Work to complete
Determine the count of lines holding "новые" and give that count alone.

Extracted data
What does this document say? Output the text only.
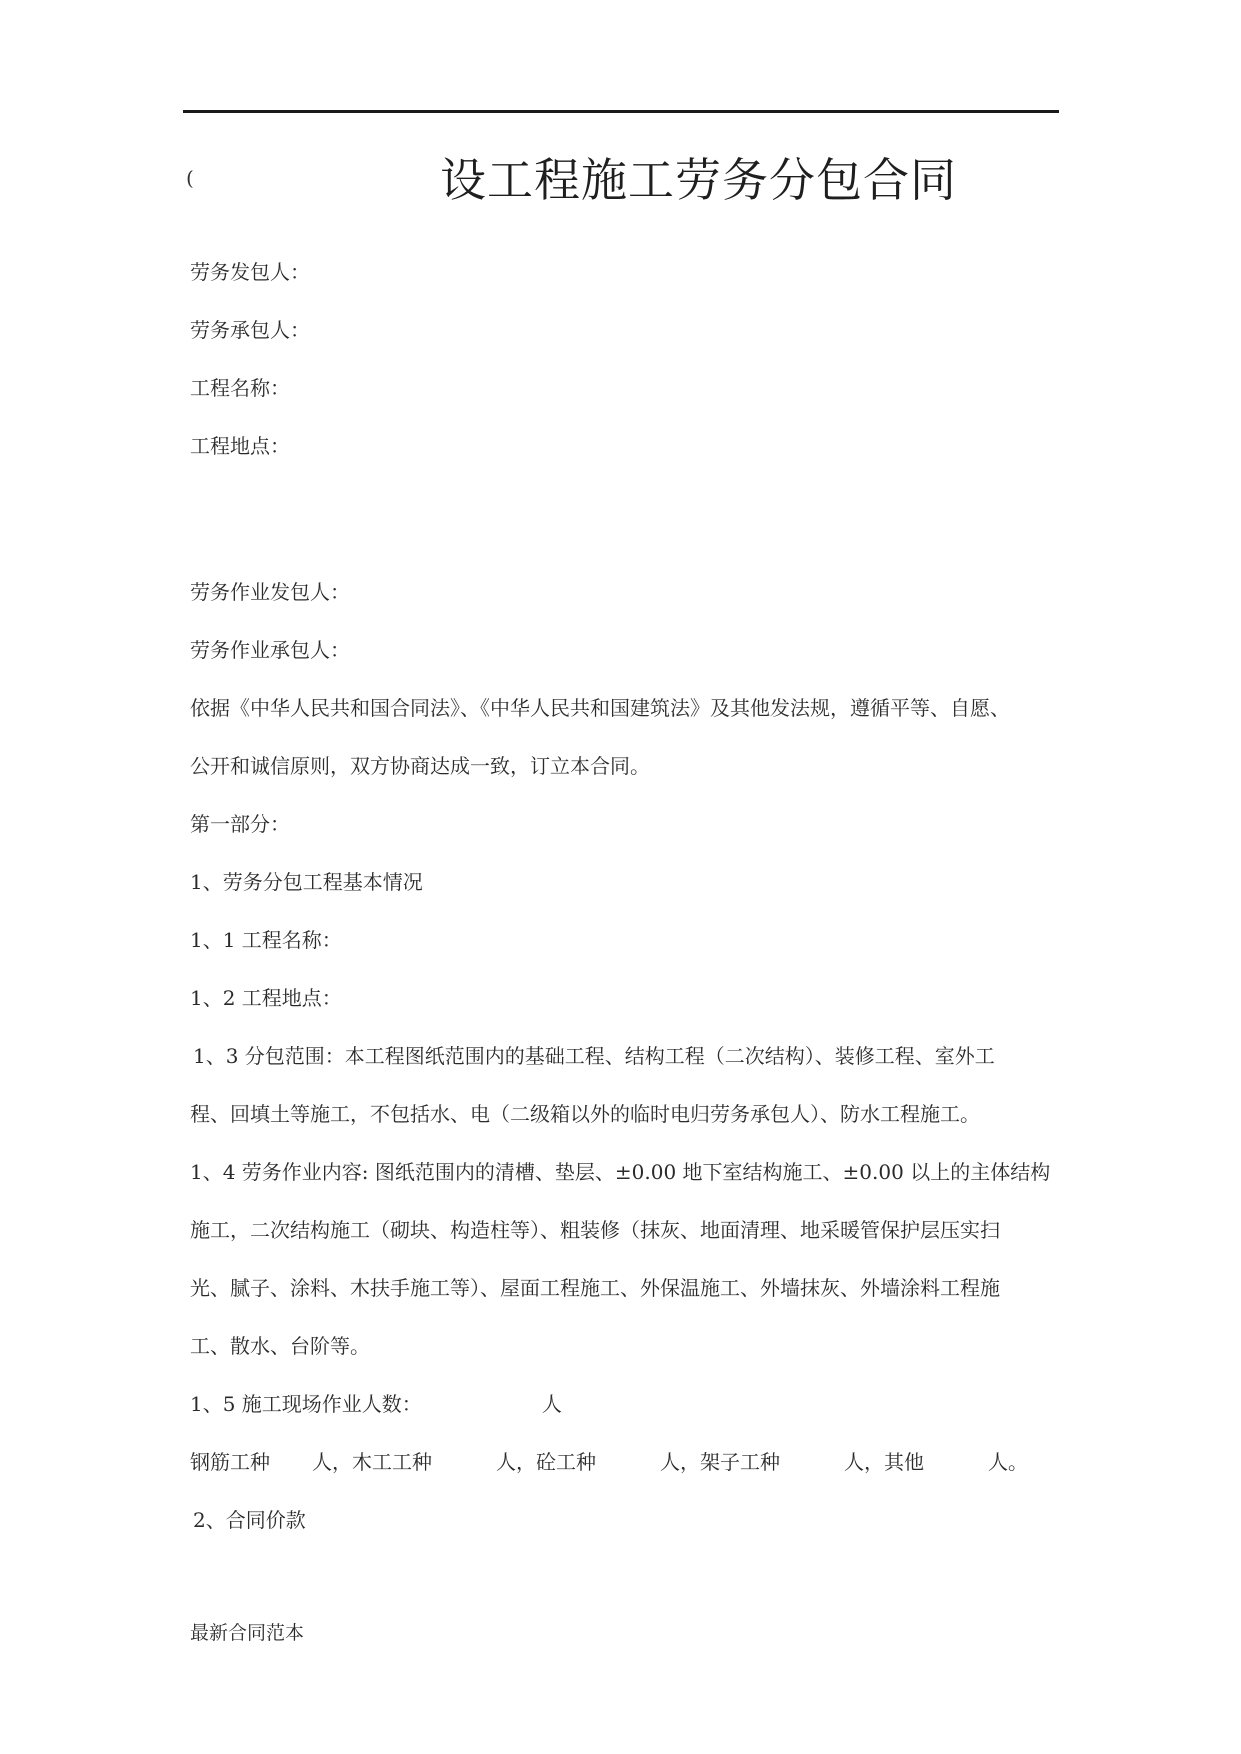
(	设工程施工劳务分包合同
劳务发包人：
劳务承包人：
工程名称：
工程地点：
劳务作业发包人：
劳务作业承包人：
依据《中华人民共和国合同法》、《中华人民共和国建筑法》及其他发法规，遵循平等、自愿、
公开和诚信原则，双方协商达成一致，订立本合同。
第一部分：
1、劳务分包工程基本情况
1、1 工程名称：
1、2 工程地点：
1、3 分包范围：本工程图纸范围内的基础工程、结构工程（二次结构）、装修工程、室外工
程、回填土等施工，不包括水、电（二级箱以外的临时电归劳务承包人）、防水工程施工。
1、4 劳务作业内容: 图纸范围内的清槽、垫层、±0.00 地下室结构施工、±0.00 以上的主体结构
施工，二次结构施工（砌块、构造柱等）、粗装修（抹灰、地面清理、地采暖管保护层压实扫
光、腻子、涂料、木扶手施工等）、屋面工程施工、外保温施工、外墙抹灰、外墙涂料工程施
工、散水、台阶等。
1、5 施工现场作业人数：	人
钢筋工种 人，木工工种	人，砼工种	人，架子工种	人，其他	人。
2、合同价款
最新合同范本
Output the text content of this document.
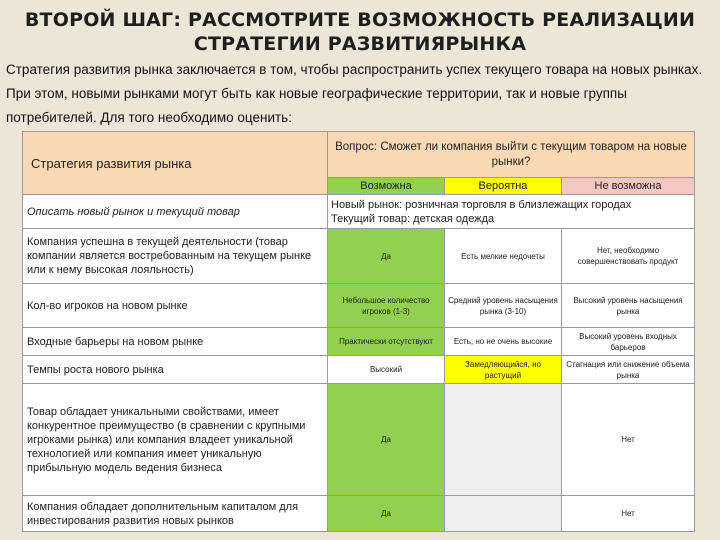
ВТОРОЙ ШАГ: РАССМОТРИТЕ ВОЗМОЖНОСТЬ РЕАЛИЗАЦИИ
СТРАТЕГИИ РАЗВИТИЯРЫНКА
Стратегия развития рынка заключается в том, чтобы распространить успех текущего товара на новых рынках. При этом, новыми рынками могут быть как новые географические территории, так и новые группы потребителей. Для того необходимо оценить:
Стратегия развития рынка	Вопрос: Сможет ли компания выйти с текущим товаром на новые рынки?		
	Возможна	Вероятна	Не возможна
Описать новый рынок и текущий товар	Новый рынок: розничная торговля в близлежащих городах
Текущий товар: детская одежда		

Компания успешна в текущей деятельности (товар компании является востребованным на текущем рынке или к нему высокая лояльность)	Да	Есть мелкие недочеты	Нет, необходимо совершенствовать продукт
Кол-во игроков на новом рынке	Небольшое количество игроков (1-3)	Средний уровень насыщения рынка (3-10)	Высокий уровень насыщения рынка
Входные барьеры на новом рынке	Практически отсутствуют	Есть, но не очень высокие	Высокий уровень входных барьеров
Темпы роста нового рынка	Высокий	Замедляющийся, но растущий	Стагнация или снижение объема рынка
Товар обладает уникальными свойствами, имеет конкурентное преимущество (в сравнении с крупными игроками рынка) или компания владеет уникальной технологией или компания имеет уникальную прибыльную модель ведения бизнеса	Да		Нет
Компания обладает дополнительным капиталом для инвестирования развития новых рынков	Да		Нет
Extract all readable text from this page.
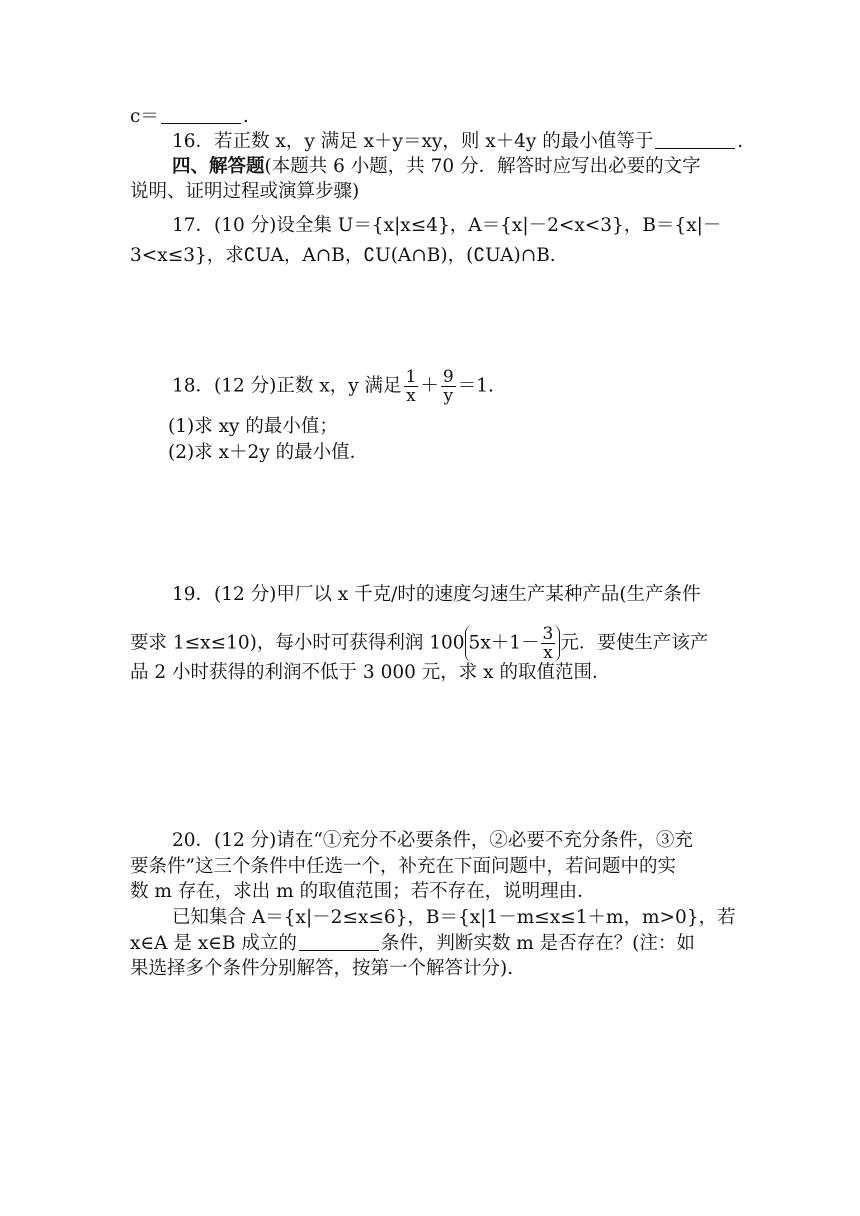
c＝	.
16．若正数 x，y 满足 x＋y＝xy，则 x＋4y 的最小值等于	.
四、解答题(本题共 6 小题，共 70 分．解答时应写出必要的文字
说明、证明过程或演算步骤)
17．(10 分)设全集 U＝{x|x≤4}，A＝{x|－2<x<3}，B＝{x|－
3<x≤3}，求∁UA，A∩B，∁U(A∩B)，(∁UA)∩B.
18．(12 分)正数 x，y 满足 $\frac{1}{x} + \frac{9}{y} =1$.
(1)求 xy 的最小值；
(2)求 x＋2y 的最小值．
19．(12 分)甲厂以 x 千克/时的速度匀速生产某种产品(生产条件
要求 1≤x≤10)，每小时可获得利润 100 $5x+1- \frac{3}{x}$ 元．要使生产该产
品 2 小时获得的利润不低于 3 000 元，求 x 的取值范围．
20．(12 分)请在“①充分不必要条件，②必要不充分条件，③充
要条件”这三个条件中任选一个，补充在下面问题中，若问题中的实
数 m 存在，求出 m 的取值范围；若不存在，说明理由．
已知集合 A＝{x|－2≤x≤6}，B＝{x|1－m≤x≤1＋m，m>0}，若
x∈A 是 x∈B 成立的	条件，判断实数 m 是否存在？(注：如
果选择多个条件分别解答，按第一个解答计分).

Result below
2